*Problem details*. Starting at the first line of the material and stopping after the line that contains "calendar-icon[interactable] [548, 285, 564, 301]", switch "interactable" to "clickable" and leave everything else unchanged. Give those lines only.

[Layout coordinate data]
□ □ □ □ □

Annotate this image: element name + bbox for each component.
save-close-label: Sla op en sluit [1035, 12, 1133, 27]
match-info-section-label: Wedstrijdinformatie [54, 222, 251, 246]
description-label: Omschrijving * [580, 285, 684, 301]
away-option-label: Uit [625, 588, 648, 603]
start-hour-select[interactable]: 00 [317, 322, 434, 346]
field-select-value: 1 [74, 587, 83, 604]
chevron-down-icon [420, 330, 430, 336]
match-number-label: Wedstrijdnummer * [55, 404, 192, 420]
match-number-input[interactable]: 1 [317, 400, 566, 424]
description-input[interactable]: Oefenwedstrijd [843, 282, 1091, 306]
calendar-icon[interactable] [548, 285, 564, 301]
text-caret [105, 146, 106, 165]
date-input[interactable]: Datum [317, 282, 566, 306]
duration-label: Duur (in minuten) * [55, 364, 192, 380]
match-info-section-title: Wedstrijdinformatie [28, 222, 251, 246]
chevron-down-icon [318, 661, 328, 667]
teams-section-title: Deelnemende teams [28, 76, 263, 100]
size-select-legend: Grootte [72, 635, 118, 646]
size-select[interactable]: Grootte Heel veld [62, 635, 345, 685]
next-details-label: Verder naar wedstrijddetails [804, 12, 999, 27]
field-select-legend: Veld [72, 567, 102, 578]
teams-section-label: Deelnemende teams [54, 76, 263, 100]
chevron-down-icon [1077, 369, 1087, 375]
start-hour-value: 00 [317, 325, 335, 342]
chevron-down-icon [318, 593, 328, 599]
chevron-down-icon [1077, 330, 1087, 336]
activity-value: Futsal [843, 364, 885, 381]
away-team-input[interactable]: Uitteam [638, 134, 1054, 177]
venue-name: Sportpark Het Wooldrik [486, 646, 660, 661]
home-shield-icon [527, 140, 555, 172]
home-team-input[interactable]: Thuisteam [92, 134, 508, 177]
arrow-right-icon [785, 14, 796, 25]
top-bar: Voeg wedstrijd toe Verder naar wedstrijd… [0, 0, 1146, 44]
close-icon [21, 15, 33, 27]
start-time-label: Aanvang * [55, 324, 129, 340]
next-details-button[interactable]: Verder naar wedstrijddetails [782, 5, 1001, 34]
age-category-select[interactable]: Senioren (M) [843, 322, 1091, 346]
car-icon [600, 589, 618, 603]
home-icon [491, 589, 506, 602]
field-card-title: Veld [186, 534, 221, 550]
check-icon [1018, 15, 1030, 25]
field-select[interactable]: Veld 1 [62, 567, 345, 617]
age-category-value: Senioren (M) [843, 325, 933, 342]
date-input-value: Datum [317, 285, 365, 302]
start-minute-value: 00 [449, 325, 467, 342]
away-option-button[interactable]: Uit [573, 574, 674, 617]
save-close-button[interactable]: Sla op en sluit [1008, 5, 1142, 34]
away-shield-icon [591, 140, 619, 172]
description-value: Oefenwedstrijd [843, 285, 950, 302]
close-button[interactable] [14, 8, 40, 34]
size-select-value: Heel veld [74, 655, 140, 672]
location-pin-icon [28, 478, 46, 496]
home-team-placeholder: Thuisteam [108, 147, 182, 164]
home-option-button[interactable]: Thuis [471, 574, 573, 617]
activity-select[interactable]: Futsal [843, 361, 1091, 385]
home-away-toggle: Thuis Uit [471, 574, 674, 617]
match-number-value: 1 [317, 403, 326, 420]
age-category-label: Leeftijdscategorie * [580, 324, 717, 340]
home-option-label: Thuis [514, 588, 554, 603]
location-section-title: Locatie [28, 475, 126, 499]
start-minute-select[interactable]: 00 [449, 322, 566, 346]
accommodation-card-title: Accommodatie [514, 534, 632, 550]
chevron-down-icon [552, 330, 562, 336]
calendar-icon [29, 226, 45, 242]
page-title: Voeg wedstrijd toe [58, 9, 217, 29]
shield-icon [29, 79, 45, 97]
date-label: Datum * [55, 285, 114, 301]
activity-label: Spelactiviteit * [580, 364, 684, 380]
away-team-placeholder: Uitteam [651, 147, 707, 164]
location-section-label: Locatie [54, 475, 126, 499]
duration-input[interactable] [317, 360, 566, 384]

□ □ □ □ □

*Result of the task*.
Annotate this image: element name + bbox for each component.
save-close-label: Sla op en sluit [1035, 12, 1133, 27]
match-info-section-label: Wedstrijdinformatie [54, 222, 251, 246]
description-label: Omschrijving * [580, 285, 684, 301]
away-option-label: Uit [625, 588, 648, 603]
start-hour-select[clickable]: 00 [317, 322, 434, 346]
field-select-value: 1 [74, 587, 83, 604]
chevron-down-icon [420, 330, 430, 336]
match-number-label: Wedstrijdnummer * [55, 404, 192, 420]
match-number-input[clickable]: 1 [317, 400, 566, 424]
description-input[clickable]: Oefenwedstrijd [843, 282, 1091, 306]
calendar-icon[clickable] [548, 285, 564, 301]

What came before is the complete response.